> _YOUR INSTRUCTIONS_:
Reply with one number only: the count of lines below that contain the word "ritos".

___

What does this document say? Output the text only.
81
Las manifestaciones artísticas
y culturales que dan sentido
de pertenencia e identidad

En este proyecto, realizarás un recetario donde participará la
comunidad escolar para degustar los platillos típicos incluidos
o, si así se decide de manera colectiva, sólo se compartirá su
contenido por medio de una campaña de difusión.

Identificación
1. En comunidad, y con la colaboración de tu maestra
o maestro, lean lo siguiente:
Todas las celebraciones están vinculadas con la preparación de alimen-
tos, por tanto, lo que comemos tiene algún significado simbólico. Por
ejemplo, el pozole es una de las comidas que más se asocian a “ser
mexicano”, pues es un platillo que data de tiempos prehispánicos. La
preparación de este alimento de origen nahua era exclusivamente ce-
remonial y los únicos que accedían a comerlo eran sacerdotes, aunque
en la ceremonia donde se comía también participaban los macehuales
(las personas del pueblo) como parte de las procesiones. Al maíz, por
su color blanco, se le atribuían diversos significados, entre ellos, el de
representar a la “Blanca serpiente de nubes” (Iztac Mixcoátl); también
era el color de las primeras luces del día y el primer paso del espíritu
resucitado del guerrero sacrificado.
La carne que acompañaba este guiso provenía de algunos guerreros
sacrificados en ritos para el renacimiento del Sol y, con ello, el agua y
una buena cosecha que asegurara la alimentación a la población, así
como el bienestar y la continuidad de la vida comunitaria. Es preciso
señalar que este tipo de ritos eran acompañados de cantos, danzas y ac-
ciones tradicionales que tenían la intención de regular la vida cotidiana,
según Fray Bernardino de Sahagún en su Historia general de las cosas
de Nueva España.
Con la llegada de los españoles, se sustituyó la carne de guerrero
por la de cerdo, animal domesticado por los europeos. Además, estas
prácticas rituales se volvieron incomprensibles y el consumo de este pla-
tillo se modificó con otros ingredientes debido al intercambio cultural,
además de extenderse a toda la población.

___

> _WRITTEN ANSWER_:
2